#### [Exercise]
Wherever the word "JSON" turns up in a line of the entries, copy that line.

--- Begin Data supplied ---

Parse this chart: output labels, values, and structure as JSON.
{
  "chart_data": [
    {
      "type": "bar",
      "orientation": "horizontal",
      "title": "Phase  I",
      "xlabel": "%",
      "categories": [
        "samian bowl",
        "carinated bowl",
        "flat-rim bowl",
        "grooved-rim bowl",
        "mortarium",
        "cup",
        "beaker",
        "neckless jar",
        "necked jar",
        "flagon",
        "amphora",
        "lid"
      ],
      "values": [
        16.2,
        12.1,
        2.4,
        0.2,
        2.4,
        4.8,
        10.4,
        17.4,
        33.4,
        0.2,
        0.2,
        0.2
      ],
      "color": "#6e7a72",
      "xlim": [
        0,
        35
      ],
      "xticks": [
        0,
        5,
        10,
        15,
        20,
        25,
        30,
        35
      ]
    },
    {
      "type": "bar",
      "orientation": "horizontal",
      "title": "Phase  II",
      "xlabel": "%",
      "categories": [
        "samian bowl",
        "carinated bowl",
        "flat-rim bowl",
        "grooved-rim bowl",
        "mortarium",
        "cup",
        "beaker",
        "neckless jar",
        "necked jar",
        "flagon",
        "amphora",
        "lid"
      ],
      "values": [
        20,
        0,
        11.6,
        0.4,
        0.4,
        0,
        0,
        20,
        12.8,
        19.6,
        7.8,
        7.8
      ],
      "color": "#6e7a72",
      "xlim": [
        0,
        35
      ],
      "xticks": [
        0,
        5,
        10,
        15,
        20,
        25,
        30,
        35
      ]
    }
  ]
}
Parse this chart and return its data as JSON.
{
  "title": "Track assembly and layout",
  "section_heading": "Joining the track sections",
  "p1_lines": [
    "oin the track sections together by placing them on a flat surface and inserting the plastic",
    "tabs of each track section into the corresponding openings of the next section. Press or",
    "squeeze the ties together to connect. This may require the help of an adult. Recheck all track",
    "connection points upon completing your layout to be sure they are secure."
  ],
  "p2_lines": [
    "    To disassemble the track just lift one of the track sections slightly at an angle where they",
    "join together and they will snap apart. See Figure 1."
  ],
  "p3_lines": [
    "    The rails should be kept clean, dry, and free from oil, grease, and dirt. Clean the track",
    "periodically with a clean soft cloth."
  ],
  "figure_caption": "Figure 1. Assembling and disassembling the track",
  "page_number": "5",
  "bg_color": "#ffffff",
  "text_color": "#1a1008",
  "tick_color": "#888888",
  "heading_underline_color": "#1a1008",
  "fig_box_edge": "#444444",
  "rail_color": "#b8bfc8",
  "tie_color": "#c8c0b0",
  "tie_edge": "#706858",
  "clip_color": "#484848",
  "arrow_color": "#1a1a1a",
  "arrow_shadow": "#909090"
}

--- End Data supplied ---

#### [The reply]
Parse this chart: output labels, values, and structure as JSON.
Parse this chart and return its data as JSON.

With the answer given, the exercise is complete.